STATED EXERCISE |
The entries below should be quoted exactly, with no pictures carried over.
* * * * *
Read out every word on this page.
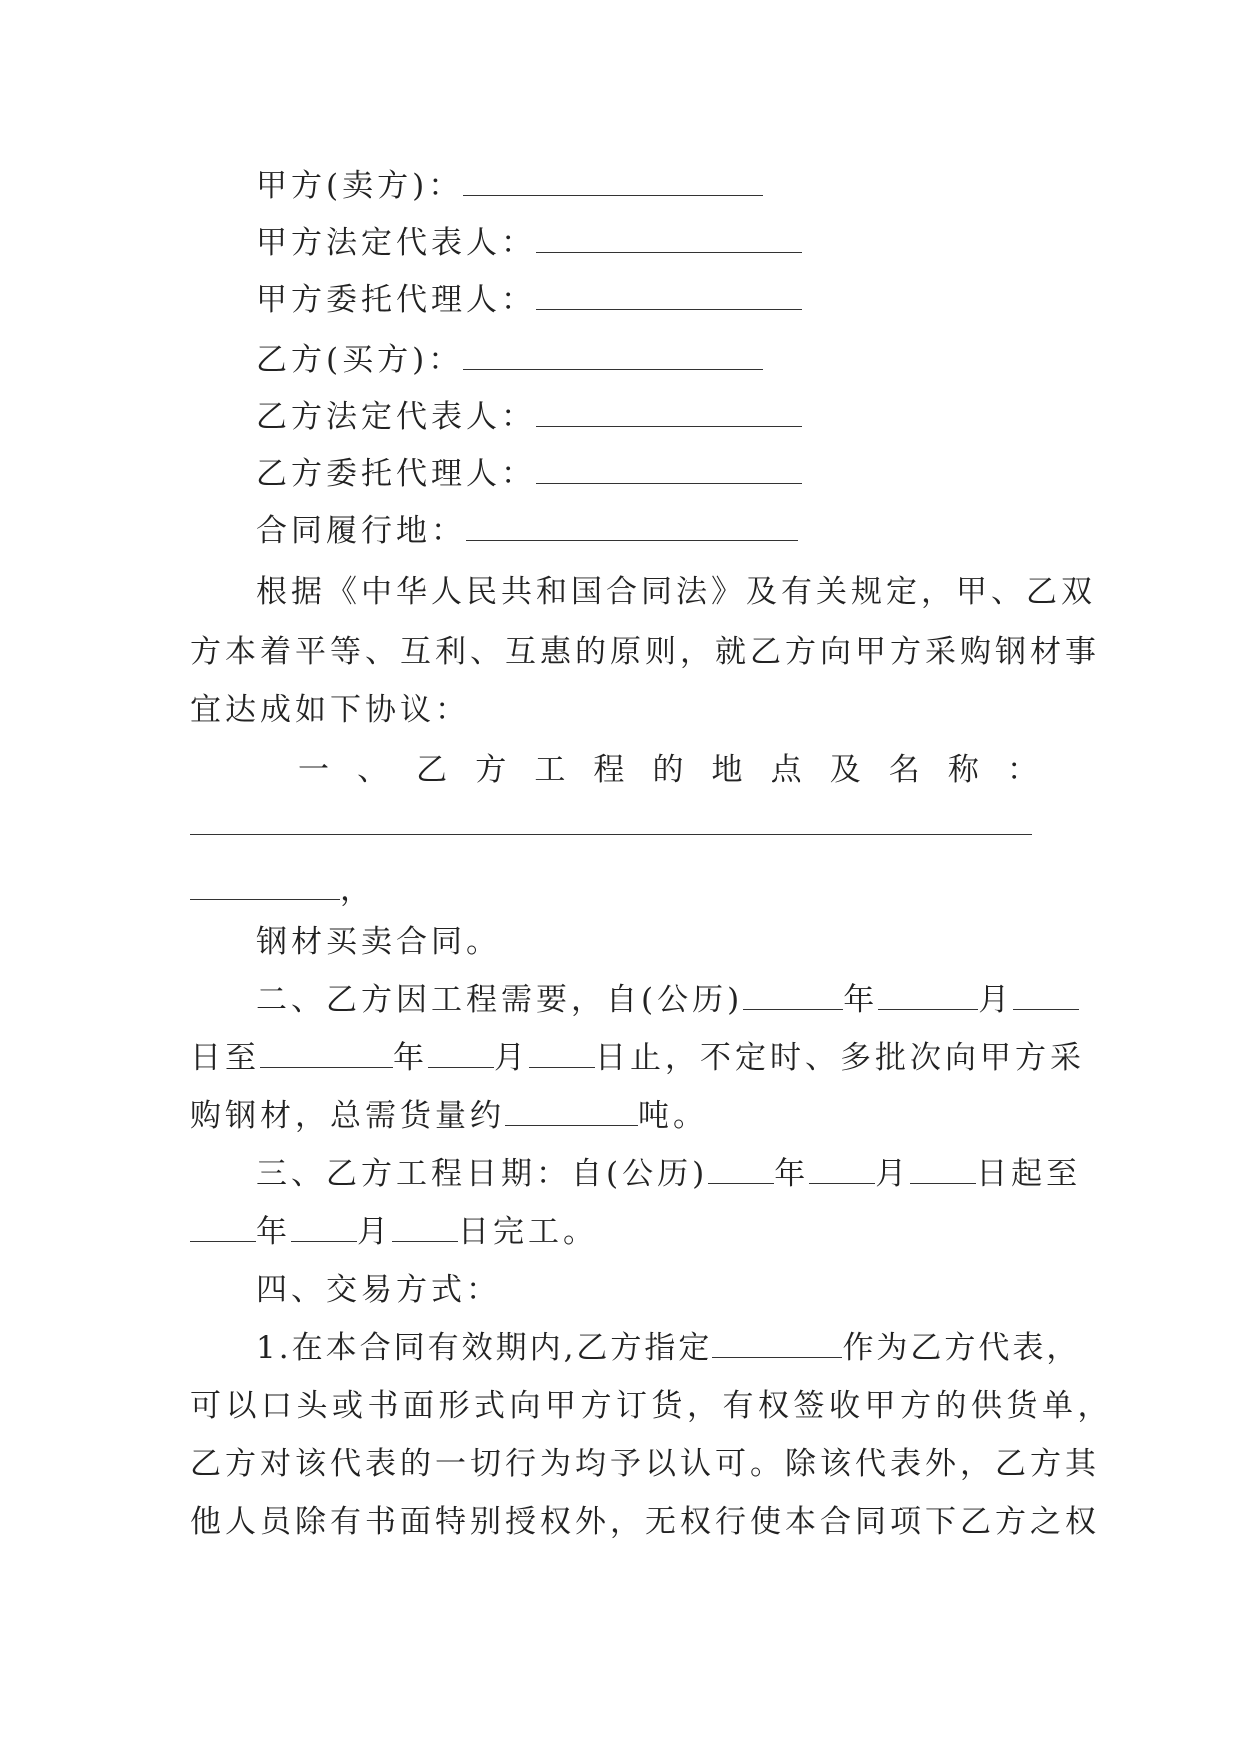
甲方(卖方)：
甲方法定代表人：
甲方委托代理人：
乙方(买方)：
乙方法定代表人：
乙方委托代理人：
合同履行地：
根据《中华人民共和国合同法》及有关规定，甲、乙双
方本着平等、互利、互惠的原则，就乙方向甲方采购钢材事
宜达成如下协议：
一 、 乙 方 工 程 的 地 点 及 名 称 ：
，
钢材买卖合同。
二、乙方因工程需要，自(公历)	年	月
日至	年 月 日止，不定时、多批次向甲方采
购钢材，总需货量约	吨。
三、乙方工程日期：自(公历) 年 月 日起至
年 月 日完工。
四、交易方式：
1.在本合同有效期内,乙方指定	作为乙方代表，
可以口头或书面形式向甲方订货，有权签收甲方的供货单，
乙方对该代表的一切行为均予以认可。除该代表外，乙方其
他人员除有书面特别授权外，无权行使本合同项下乙方之权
* * * * *
OUTPUT OF THE EXERCISE |
Read out every word on this page.
甲方(卖方)：
甲方法定代表人：
甲方委托代理人：
乙方(买方)：
乙方法定代表人：
乙方委托代理人：
合同履行地：
根据《中华人民共和国合同法》及有关规定，甲、乙双
方本着平等、互利、互惠的原则，就乙方向甲方采购钢材事
宜达成如下协议：
一 、 乙 方 工 程 的 地 点 及 名 称 ：
，
钢材买卖合同。
二、乙方因工程需要，自(公历)	年	月
日至	年 月 日止，不定时、多批次向甲方采
购钢材，总需货量约	吨。
三、乙方工程日期：自(公历) 年 月 日起至
年 月 日完工。
四、交易方式：
1.在本合同有效期内,乙方指定	作为乙方代表，
可以口头或书面形式向甲方订货，有权签收甲方的供货单，
乙方对该代表的一切行为均予以认可。除该代表外，乙方其
他人员除有书面特别授权外，无权行使本合同项下乙方之权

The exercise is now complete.